◆ Work to be completed
Nothing but the lines from the one containing "Output a JSON" to the end of the data should be returned, each exactly as written.

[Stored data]

.....

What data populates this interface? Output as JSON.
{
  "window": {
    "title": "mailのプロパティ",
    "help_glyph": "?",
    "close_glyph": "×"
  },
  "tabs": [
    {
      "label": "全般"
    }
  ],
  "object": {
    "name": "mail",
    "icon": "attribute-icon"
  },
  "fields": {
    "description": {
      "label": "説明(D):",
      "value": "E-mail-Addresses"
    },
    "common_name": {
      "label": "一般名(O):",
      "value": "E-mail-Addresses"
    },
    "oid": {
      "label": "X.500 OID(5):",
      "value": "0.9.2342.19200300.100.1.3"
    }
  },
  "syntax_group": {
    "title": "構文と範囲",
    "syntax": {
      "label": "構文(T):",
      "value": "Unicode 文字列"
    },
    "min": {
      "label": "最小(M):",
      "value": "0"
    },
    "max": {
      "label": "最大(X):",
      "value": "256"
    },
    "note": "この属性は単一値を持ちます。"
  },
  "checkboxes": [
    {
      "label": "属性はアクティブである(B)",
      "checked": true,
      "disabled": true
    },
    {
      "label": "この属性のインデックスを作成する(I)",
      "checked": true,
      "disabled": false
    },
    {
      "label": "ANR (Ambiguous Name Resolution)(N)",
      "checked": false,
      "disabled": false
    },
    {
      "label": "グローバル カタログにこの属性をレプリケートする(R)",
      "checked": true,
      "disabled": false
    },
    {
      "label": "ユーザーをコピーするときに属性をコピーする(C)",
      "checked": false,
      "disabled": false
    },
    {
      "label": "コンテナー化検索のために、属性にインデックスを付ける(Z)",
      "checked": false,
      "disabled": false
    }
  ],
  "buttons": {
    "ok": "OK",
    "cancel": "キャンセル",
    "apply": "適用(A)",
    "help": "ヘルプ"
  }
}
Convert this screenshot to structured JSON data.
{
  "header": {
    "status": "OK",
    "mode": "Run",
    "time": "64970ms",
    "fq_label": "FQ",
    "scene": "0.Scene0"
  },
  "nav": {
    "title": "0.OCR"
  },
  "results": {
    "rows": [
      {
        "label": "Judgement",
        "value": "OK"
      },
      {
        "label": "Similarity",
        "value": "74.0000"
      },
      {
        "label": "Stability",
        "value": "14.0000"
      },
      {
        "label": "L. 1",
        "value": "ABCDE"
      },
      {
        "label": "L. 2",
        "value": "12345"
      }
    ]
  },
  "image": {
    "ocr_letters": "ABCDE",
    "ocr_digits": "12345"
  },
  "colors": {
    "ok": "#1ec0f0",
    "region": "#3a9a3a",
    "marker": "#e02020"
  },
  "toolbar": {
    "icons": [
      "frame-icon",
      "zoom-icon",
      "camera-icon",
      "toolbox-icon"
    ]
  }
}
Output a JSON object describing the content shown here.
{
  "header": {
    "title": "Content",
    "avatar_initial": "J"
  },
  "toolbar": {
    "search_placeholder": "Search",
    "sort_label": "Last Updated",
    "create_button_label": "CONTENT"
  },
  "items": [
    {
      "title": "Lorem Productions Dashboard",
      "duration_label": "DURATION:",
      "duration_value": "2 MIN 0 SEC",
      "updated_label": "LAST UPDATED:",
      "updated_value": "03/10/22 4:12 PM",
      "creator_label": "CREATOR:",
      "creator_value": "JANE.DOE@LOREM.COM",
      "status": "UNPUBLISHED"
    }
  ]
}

.....

◆ Output for this exercise
Output a JSON object describing the content shown here.
{
  "header": {
    "title": "Content",
    "avatar_initial": "J"
  },
  "toolbar": {
    "search_placeholder": "Search",
    "sort_label": "Last Updated",
    "create_button_label": "CONTENT"
  },
  "items": [
    {
      "title": "Lorem Productions Dashboard",
      "duration_label": "DURATION:",
      "duration_value": "2 MIN 0 SEC",
      "updated_label": "LAST UPDATED:",
      "updated_value": "03/10/22 4:12 PM",
      "creator_label": "CREATOR:",
      "creator_value": "JANE.DOE@LOREM.COM",
      "status": "UNPUBLISHED"
    }
  ]
}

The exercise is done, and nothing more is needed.